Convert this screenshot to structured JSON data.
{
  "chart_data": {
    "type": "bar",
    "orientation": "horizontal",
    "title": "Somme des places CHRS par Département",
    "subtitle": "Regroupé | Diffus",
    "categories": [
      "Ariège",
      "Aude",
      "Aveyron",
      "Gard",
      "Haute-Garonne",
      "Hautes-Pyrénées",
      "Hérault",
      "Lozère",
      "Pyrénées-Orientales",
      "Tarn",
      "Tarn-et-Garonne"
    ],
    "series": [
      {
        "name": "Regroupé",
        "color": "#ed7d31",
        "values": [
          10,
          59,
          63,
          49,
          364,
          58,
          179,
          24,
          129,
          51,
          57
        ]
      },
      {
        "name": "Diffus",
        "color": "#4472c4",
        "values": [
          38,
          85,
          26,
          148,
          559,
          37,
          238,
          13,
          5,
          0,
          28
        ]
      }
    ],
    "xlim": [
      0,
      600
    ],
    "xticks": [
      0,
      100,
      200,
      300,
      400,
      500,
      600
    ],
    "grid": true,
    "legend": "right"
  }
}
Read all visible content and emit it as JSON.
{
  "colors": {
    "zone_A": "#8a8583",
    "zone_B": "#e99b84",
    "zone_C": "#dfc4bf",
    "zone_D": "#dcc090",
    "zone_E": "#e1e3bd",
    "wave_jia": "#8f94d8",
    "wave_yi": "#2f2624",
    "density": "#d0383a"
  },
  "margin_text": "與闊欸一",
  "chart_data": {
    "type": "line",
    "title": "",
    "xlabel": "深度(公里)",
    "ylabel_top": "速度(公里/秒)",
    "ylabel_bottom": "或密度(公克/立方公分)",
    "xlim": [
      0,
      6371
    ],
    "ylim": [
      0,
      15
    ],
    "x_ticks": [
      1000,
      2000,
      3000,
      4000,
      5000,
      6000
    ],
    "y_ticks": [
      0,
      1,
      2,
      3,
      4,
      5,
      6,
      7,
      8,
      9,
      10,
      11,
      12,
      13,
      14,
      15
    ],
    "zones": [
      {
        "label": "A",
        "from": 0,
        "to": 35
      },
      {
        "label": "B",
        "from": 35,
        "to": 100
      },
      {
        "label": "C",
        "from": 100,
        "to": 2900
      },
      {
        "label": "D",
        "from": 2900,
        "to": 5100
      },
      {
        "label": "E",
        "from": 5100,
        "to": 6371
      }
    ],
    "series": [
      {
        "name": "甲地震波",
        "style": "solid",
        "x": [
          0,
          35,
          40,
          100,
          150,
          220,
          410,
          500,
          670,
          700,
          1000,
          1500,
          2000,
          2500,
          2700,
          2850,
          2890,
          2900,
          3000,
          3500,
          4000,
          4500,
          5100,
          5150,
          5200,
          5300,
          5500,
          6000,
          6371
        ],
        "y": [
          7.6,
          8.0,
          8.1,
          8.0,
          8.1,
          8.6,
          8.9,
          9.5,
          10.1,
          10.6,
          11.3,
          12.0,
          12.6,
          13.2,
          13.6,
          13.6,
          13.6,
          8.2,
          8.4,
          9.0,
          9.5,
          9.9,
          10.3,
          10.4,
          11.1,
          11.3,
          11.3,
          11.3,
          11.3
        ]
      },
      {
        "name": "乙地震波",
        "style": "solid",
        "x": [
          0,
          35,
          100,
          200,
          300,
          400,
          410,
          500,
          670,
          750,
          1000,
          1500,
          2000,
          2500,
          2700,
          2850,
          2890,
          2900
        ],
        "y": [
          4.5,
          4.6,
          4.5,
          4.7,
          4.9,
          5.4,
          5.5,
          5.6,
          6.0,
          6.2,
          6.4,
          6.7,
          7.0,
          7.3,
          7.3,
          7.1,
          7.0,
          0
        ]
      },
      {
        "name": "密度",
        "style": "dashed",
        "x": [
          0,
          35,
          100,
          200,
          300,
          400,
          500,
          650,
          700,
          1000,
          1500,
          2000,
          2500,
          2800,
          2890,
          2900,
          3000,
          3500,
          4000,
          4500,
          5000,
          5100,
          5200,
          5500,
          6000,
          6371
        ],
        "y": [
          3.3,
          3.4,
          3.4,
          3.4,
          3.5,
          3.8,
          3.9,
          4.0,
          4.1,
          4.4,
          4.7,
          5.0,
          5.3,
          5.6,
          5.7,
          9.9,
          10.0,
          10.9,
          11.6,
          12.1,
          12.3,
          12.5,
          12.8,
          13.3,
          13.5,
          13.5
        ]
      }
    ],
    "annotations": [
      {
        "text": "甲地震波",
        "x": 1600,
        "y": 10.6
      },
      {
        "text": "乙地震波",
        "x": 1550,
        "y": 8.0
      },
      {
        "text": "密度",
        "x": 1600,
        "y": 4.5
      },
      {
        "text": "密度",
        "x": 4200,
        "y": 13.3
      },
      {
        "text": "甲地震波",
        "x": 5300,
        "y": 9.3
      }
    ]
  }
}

....

→ Exercise aim: From the data above, show each line that contains "name".

→ Output for this exercise:
        "name": "Regroupé",
        "name": "Diffus",
        "name": "甲地震波",
        "name": "乙地震波",
        "name": "密度",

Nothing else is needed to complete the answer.